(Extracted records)
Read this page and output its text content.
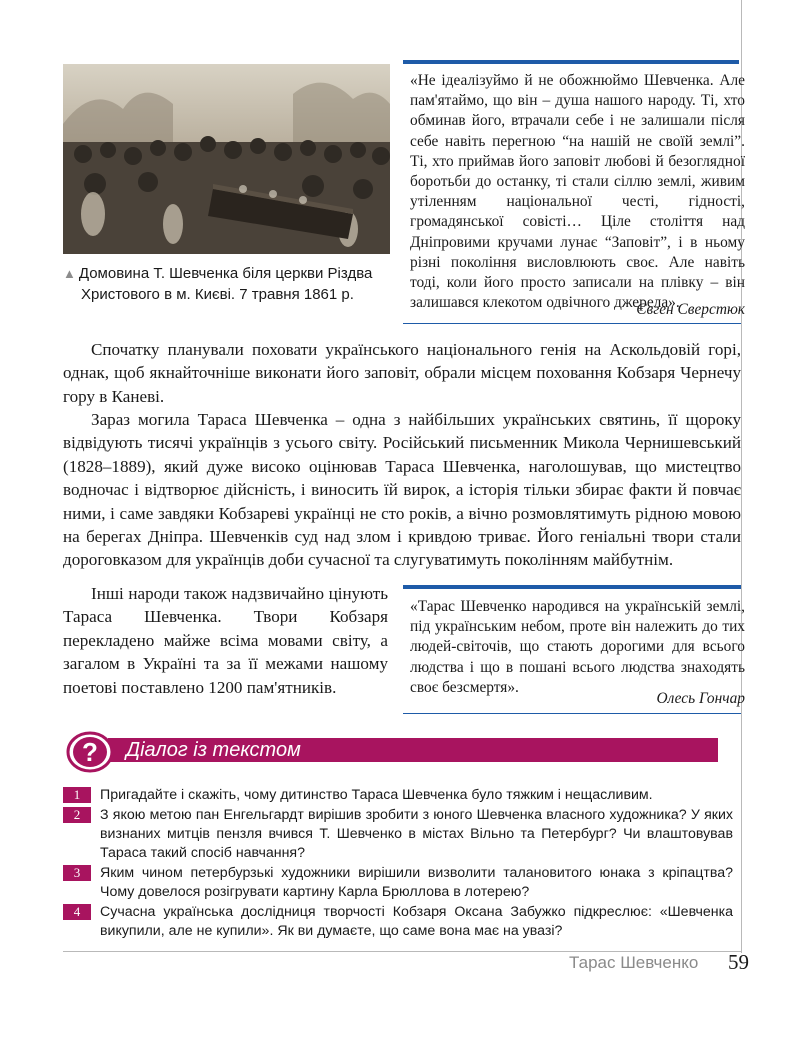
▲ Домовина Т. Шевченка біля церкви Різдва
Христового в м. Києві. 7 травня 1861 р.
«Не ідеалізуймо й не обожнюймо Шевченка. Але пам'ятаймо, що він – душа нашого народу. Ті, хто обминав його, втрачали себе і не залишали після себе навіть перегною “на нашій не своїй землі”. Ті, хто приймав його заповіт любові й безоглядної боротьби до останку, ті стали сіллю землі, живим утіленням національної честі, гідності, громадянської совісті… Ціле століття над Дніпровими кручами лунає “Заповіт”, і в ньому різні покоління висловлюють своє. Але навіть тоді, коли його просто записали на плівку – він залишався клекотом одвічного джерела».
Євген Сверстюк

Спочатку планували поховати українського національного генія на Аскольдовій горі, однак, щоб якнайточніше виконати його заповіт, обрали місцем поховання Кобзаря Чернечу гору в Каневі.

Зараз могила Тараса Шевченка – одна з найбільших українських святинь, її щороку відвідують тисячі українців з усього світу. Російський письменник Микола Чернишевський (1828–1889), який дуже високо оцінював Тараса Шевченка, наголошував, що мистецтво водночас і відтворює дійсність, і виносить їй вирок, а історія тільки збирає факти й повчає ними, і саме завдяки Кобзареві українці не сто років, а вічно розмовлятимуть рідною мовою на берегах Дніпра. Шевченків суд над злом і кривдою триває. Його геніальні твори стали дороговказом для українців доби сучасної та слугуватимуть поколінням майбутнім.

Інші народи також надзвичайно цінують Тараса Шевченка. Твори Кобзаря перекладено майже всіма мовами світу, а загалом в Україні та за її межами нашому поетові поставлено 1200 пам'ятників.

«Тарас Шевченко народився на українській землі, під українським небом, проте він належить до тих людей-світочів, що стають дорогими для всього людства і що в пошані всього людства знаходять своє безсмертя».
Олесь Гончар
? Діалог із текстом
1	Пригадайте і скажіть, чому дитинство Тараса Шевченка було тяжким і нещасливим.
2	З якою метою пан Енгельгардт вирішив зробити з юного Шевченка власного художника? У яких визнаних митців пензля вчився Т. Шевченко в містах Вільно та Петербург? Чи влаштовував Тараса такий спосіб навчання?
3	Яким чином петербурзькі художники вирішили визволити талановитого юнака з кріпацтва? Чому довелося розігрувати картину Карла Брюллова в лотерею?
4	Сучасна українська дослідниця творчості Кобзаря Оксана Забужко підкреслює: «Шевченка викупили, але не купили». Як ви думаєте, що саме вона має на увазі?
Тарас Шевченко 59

— Prompt —
Extract all the entries word for word; omit any pictures.

— Problem solution —
Read this page and output its text content.
▲ Домовина Т. Шевченка біля церкви Різдва
Христового в м. Києві. 7 травня 1861 р.
«Не ідеалізуймо й не обожнюймо Шевченка. Але пам'ятаймо, що він – душа нашого народу. Ті, хто обминав його, втрачали себе і не залишали після себе навіть перегною “на нашій не своїй землі”. Ті, хто приймав його заповіт любові й безоглядної боротьби до останку, ті стали сіллю землі, живим утіленням національної честі, гідності, громадянської совісті… Ціле століття над Дніпровими кручами лунає “Заповіт”, і в ньому різні покоління висловлюють своє. Але навіть тоді, коли його просто записали на плівку – він залишався клекотом одвічного джерела».
Євген Сверстюк

Спочатку планували поховати українського національного генія на Аскольдовій горі, однак, щоб якнайточніше виконати його заповіт, обрали місцем поховання Кобзаря Чернечу гору в Каневі.

Зараз могила Тараса Шевченка – одна з найбільших українських святинь, її щороку відвідують тисячі українців з усього світу. Російський письменник Микола Чернишевський (1828–1889), який дуже високо оцінював Тараса Шевченка, наголошував, що мистецтво водночас і відтворює дійсність, і виносить їй вирок, а історія тільки збирає факти й повчає ними, і саме завдяки Кобзареві українці не сто років, а вічно розмовлятимуть рідною мовою на берегах Дніпра. Шевченків суд над злом і кривдою триває. Його геніальні твори стали дороговказом для українців доби сучасної та слугуватимуть поколінням майбутнім.

Інші народи також надзвичайно цінують Тараса Шевченка. Твори Кобзаря перекладено майже всіма мовами світу, а загалом в Україні та за її межами нашому поетові поставлено 1200 пам'ятників.

«Тарас Шевченко народився на українській землі, під українським небом, проте він належить до тих людей-світочів, що стають дорогими для всього людства і що в пошані всього людства знаходять своє безсмертя».
Олесь Гончар
? Діалог із текстом
1	Пригадайте і скажіть, чому дитинство Тараса Шевченка було тяжким і нещасливим.
2	З якою метою пан Енгельгардт вирішив зробити з юного Шевченка власного художника? У яких визнаних митців пензля вчився Т. Шевченко в містах Вільно та Петербург? Чи влаштовував Тараса такий спосіб навчання?
3	Яким чином петербурзькі художники вирішили визволити талановитого юнака з кріпацтва? Чому довелося розігрувати картину Карла Брюллова в лотерею?
4	Сучасна українська дослідниця творчості Кобзаря Оксана Забужко підкреслює: «Шевченка викупили, але не купили». Як ви думаєте, що саме вона має на увазі?
Тарас Шевченко 59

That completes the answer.